* Exercise task: Leave out the pictures and repeat the rest of the material exactly.

--- Begin Dataset entries ---

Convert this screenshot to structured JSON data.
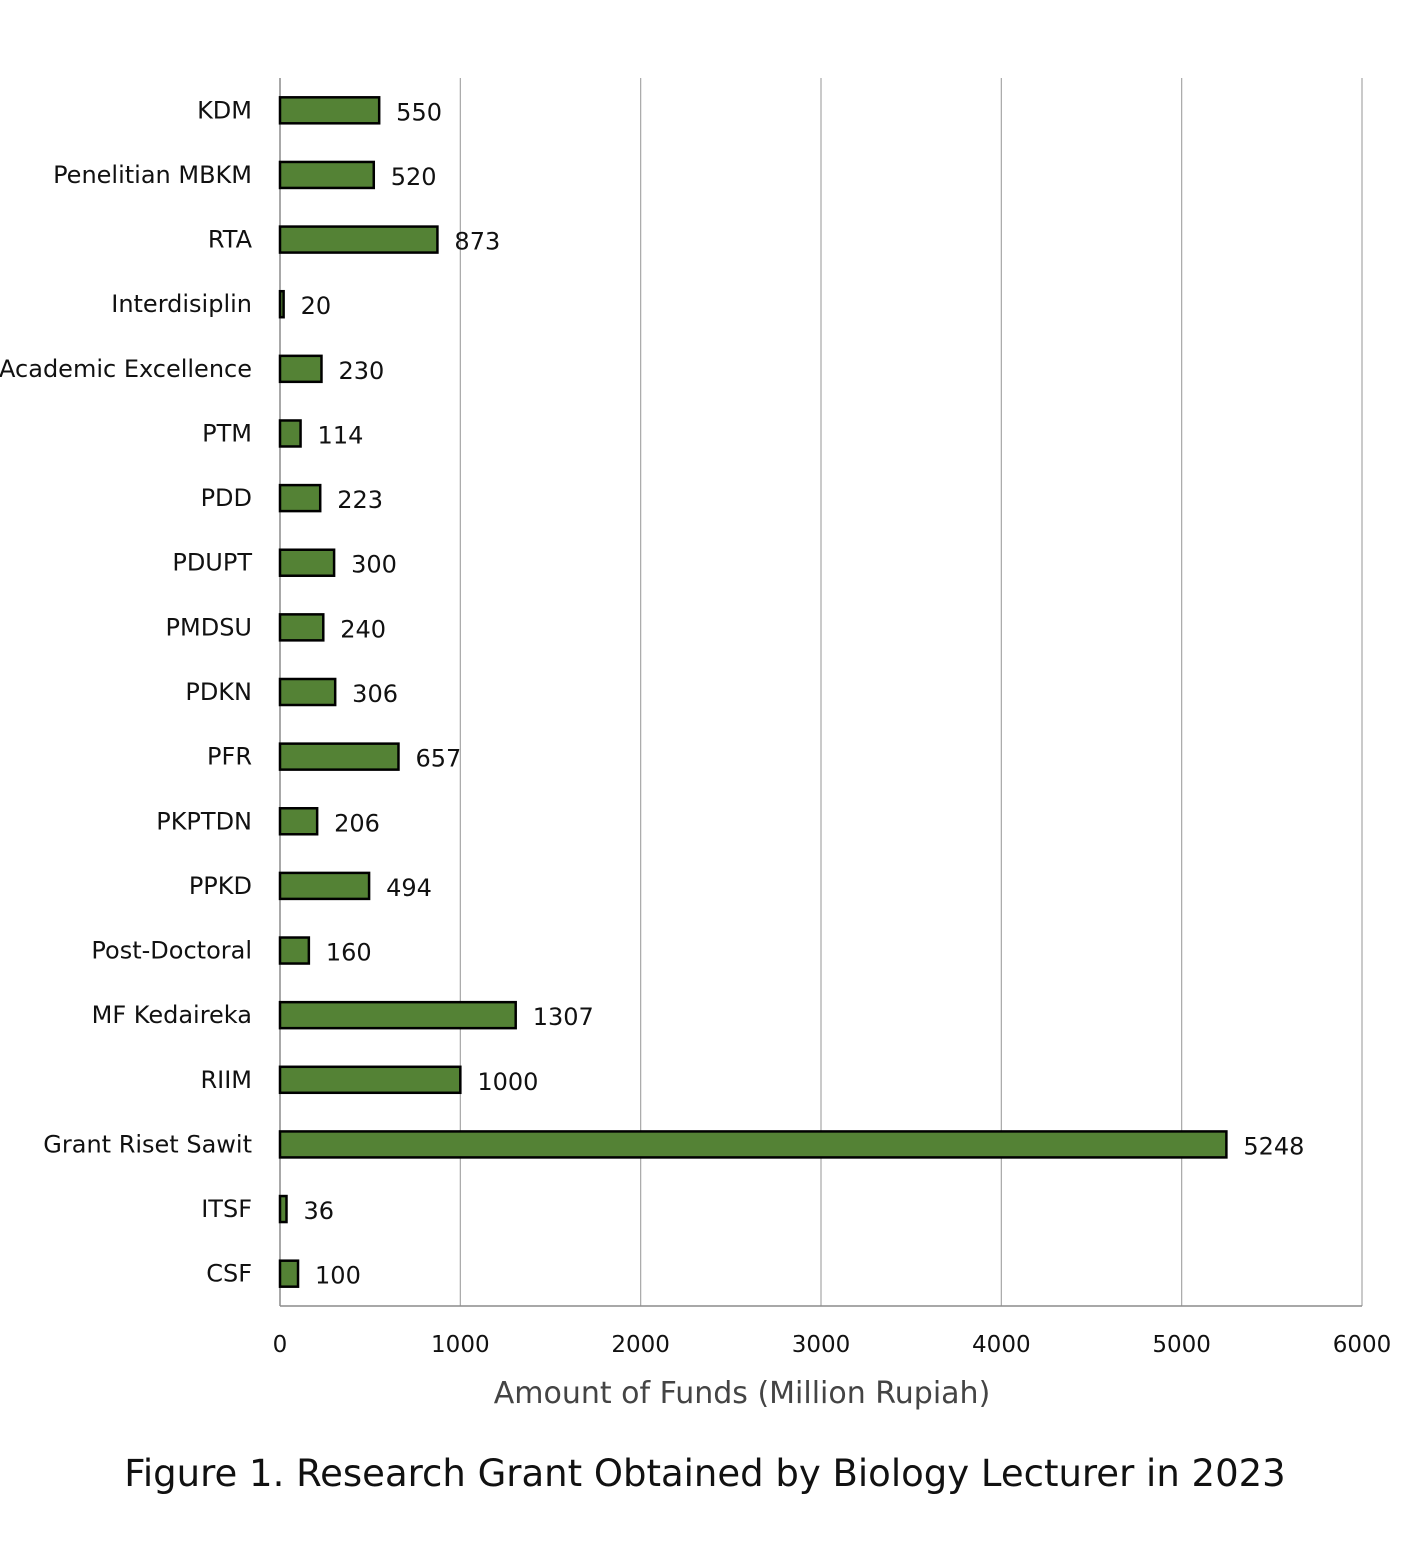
{
  "chart_data": {
    "type": "bar",
    "orientation": "horizontal",
    "title": "",
    "caption": "Figure 1. Research Grant Obtained by Biology Lecturer in 2023",
    "xlabel": "Amount of Funds (Million Rupiah)",
    "ylabel": "",
    "xlim": [
      0,
      6000
    ],
    "xticks": [
      0,
      1000,
      2000,
      3000,
      4000,
      5000,
      6000
    ],
    "grid": true,
    "legend": "none",
    "bar_color": "#548235",
    "bar_edge_color": "#000000",
    "categories": [
      "KDM",
      "Penelitian MBKM",
      "RTA",
      "Interdisiplin",
      "Academic Excellence",
      "PTM",
      "PDD",
      "PDUPT",
      "PMDSU",
      "PDKN",
      "PFR",
      "PKPTDN",
      "PPKD",
      "Post-Doctoral",
      "MF Kedaireka",
      "RIIM",
      "Grant Riset Sawit",
      "ITSF",
      "CSF"
    ],
    "values": [
      550,
      520,
      873,
      20,
      230,
      114,
      223,
      300,
      240,
      306,
      657,
      206,
      494,
      160,
      1307,
      1000,
      5248,
      36,
      100
    ]
  }
}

--- End Dataset entries ---

* Task output:
Convert this screenshot to structured JSON data.
{
  "chart_data": {
    "type": "bar",
    "orientation": "horizontal",
    "title": "",
    "caption": "Figure 1. Research Grant Obtained by Biology Lecturer in 2023",
    "xlabel": "Amount of Funds (Million Rupiah)",
    "ylabel": "",
    "xlim": [
      0,
      6000
    ],
    "xticks": [
      0,
      1000,
      2000,
      3000,
      4000,
      5000,
      6000
    ],
    "grid": true,
    "legend": "none",
    "bar_color": "#548235",
    "bar_edge_color": "#000000",
    "categories": [
      "KDM",
      "Penelitian MBKM",
      "RTA",
      "Interdisiplin",
      "Academic Excellence",
      "PTM",
      "PDD",
      "PDUPT",
      "PMDSU",
      "PDKN",
      "PFR",
      "PKPTDN",
      "PPKD",
      "Post-Doctoral",
      "MF Kedaireka",
      "RIIM",
      "Grant Riset Sawit",
      "ITSF",
      "CSF"
    ],
    "values": [
      550,
      520,
      873,
      20,
      230,
      114,
      223,
      300,
      240,
      306,
      657,
      206,
      494,
      160,
      1307,
      1000,
      5248,
      36,
      100
    ]
  }
}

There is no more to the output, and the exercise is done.